### Exercise task
Search the data for the word "бюджетной" and copy every line where it occurs.

### Task material

####

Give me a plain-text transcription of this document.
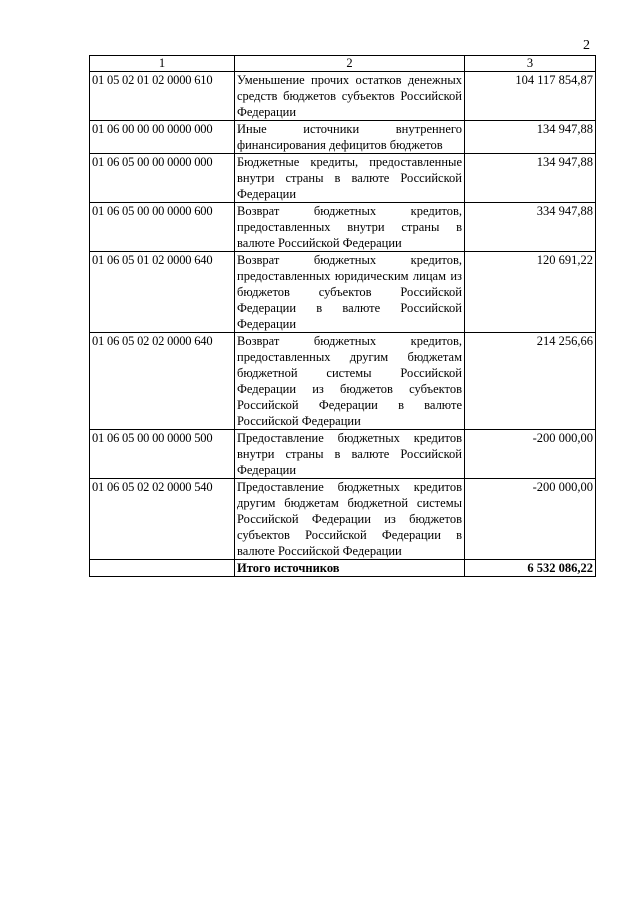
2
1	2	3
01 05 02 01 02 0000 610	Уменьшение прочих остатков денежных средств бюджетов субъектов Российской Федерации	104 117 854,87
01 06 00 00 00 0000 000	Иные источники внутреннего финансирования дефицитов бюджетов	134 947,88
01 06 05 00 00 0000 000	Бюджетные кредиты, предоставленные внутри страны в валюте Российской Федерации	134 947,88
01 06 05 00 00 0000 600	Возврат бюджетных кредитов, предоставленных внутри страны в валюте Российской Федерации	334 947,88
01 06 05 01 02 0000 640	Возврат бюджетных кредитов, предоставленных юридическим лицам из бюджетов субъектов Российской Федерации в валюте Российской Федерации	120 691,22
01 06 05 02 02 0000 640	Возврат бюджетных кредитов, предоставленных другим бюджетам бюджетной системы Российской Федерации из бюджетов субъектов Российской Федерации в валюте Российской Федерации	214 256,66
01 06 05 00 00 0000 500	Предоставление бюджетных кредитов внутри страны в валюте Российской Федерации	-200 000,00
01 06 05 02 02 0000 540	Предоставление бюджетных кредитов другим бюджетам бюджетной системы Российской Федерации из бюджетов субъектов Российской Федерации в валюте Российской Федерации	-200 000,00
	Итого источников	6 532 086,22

####

### Task result
01 06 05 02 02 0000 640	Возврат бюджетных кредитов, предоставленных другим бюджетам бюджетной системы Российской Федерации из бюджетов субъектов Российской Федерации в валюте Российской Федерации	214 256,66
01 06 05 02 02 0000 540	Предоставление бюджетных кредитов другим бюджетам бюджетной системы Российской Федерации из бюджетов субъектов Российской Федерации в валюте Российской Федерации	-200 000,00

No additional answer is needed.